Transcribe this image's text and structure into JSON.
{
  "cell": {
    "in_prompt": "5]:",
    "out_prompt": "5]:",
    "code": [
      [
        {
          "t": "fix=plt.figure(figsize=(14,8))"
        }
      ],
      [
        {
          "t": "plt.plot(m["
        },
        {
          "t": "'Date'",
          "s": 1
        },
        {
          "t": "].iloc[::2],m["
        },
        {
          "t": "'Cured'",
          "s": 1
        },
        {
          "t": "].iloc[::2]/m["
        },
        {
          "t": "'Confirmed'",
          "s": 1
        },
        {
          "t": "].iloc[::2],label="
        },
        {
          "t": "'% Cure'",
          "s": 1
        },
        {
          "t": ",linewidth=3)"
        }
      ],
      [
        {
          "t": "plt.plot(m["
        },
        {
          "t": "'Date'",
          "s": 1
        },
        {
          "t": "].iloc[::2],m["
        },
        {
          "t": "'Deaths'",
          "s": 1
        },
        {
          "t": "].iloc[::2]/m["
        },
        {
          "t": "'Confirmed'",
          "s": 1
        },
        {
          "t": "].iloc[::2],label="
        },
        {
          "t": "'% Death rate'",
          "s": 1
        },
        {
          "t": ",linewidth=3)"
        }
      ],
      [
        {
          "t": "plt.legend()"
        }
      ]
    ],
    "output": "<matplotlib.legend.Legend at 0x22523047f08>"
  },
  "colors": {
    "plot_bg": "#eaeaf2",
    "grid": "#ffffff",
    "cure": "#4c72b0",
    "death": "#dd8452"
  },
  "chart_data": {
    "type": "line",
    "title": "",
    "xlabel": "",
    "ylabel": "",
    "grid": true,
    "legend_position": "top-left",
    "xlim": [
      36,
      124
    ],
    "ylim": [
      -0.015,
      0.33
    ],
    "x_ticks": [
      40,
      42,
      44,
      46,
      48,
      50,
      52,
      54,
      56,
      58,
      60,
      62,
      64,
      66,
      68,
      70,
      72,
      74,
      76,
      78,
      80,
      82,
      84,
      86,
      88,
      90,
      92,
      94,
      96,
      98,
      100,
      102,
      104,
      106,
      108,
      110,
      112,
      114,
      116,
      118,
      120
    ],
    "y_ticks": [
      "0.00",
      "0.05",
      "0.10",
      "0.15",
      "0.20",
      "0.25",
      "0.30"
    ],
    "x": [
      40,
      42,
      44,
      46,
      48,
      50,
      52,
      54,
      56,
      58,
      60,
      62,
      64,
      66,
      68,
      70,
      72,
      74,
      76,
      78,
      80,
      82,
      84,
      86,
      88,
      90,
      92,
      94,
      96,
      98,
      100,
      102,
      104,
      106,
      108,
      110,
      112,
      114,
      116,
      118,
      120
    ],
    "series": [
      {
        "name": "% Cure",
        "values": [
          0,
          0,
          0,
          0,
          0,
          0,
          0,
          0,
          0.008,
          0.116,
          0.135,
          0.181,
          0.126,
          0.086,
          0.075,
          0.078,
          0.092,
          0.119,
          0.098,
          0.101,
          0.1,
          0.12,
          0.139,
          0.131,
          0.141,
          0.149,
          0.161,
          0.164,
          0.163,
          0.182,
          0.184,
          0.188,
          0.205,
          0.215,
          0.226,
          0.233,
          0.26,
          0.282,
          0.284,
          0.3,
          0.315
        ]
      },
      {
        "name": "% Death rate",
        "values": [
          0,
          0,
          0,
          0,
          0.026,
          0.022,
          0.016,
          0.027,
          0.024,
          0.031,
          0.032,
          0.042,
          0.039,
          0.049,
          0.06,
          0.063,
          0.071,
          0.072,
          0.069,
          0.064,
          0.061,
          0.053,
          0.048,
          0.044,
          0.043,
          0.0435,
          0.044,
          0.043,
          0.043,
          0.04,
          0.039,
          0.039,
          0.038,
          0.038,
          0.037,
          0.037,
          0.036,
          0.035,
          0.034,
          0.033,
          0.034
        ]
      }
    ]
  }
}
__________________________________________________
Task to complete: Return the entries above exactly, each one complete.

Response:
Transcribe this image's text and structure into JSON.
{
  "cell": {
    "in_prompt": "5]:",
    "out_prompt": "5]:",
    "code": [
      [
        {
          "t": "fix=plt.figure(figsize=(14,8))"
        }
      ],
      [
        {
          "t": "plt.plot(m["
        },
        {
          "t": "'Date'",
          "s": 1
        },
        {
          "t": "].iloc[::2],m["
        },
        {
          "t": "'Cured'",
          "s": 1
        },
        {
          "t": "].iloc[::2]/m["
        },
        {
          "t": "'Confirmed'",
          "s": 1
        },
        {
          "t": "].iloc[::2],label="
        },
        {
          "t": "'% Cure'",
          "s": 1
        },
        {
          "t": ",linewidth=3)"
        }
      ],
      [
        {
          "t": "plt.plot(m["
        },
        {
          "t": "'Date'",
          "s": 1
        },
        {
          "t": "].iloc[::2],m["
        },
        {
          "t": "'Deaths'",
          "s": 1
        },
        {
          "t": "].iloc[::2]/m["
        },
        {
          "t": "'Confirmed'",
          "s": 1
        },
        {
          "t": "].iloc[::2],label="
        },
        {
          "t": "'% Death rate'",
          "s": 1
        },
        {
          "t": ",linewidth=3)"
        }
      ],
      [
        {
          "t": "plt.legend()"
        }
      ]
    ],
    "output": "<matplotlib.legend.Legend at 0x22523047f08>"
  },
  "colors": {
    "plot_bg": "#eaeaf2",
    "grid": "#ffffff",
    "cure": "#4c72b0",
    "death": "#dd8452"
  },
  "chart_data": {
    "type": "line",
    "title": "",
    "xlabel": "",
    "ylabel": "",
    "grid": true,
    "legend_position": "top-left",
    "xlim": [
      36,
      124
    ],
    "ylim": [
      -0.015,
      0.33
    ],
    "x_ticks": [
      40,
      42,
      44,
      46,
      48,
      50,
      52,
      54,
      56,
      58,
      60,
      62,
      64,
      66,
      68,
      70,
      72,
      74,
      76,
      78,
      80,
      82,
      84,
      86,
      88,
      90,
      92,
      94,
      96,
      98,
      100,
      102,
      104,
      106,
      108,
      110,
      112,
      114,
      116,
      118,
      120
    ],
    "y_ticks": [
      "0.00",
      "0.05",
      "0.10",
      "0.15",
      "0.20",
      "0.25",
      "0.30"
    ],
    "x": [
      40,
      42,
      44,
      46,
      48,
      50,
      52,
      54,
      56,
      58,
      60,
      62,
      64,
      66,
      68,
      70,
      72,
      74,
      76,
      78,
      80,
      82,
      84,
      86,
      88,
      90,
      92,
      94,
      96,
      98,
      100,
      102,
      104,
      106,
      108,
      110,
      112,
      114,
      116,
      118,
      120
    ],
    "series": [
      {
        "name": "% Cure",
        "values": [
          0,
          0,
          0,
          0,
          0,
          0,
          0,
          0,
          0.008,
          0.116,
          0.135,
          0.181,
          0.126,
          0.086,
          0.075,
          0.078,
          0.092,
          0.119,
          0.098,
          0.101,
          0.1,
          0.12,
          0.139,
          0.131,
          0.141,
          0.149,
          0.161,
          0.164,
          0.163,
          0.182,
          0.184,
          0.188,
          0.205,
          0.215,
          0.226,
          0.233,
          0.26,
          0.282,
          0.284,
          0.3,
          0.315
        ]
      },
      {
        "name": "% Death rate",
        "values": [
          0,
          0,
          0,
          0,
          0.026,
          0.022,
          0.016,
          0.027,
          0.024,
          0.031,
          0.032,
          0.042,
          0.039,
          0.049,
          0.06,
          0.063,
          0.071,
          0.072,
          0.069,
          0.064,
          0.061,
          0.053,
          0.048,
          0.044,
          0.043,
          0.0435,
          0.044,
          0.043,
          0.043,
          0.04,
          0.039,
          0.039,
          0.038,
          0.038,
          0.037,
          0.037,
          0.036,
          0.035,
          0.034,
          0.033,
          0.034
        ]
      }
    ]
  }
}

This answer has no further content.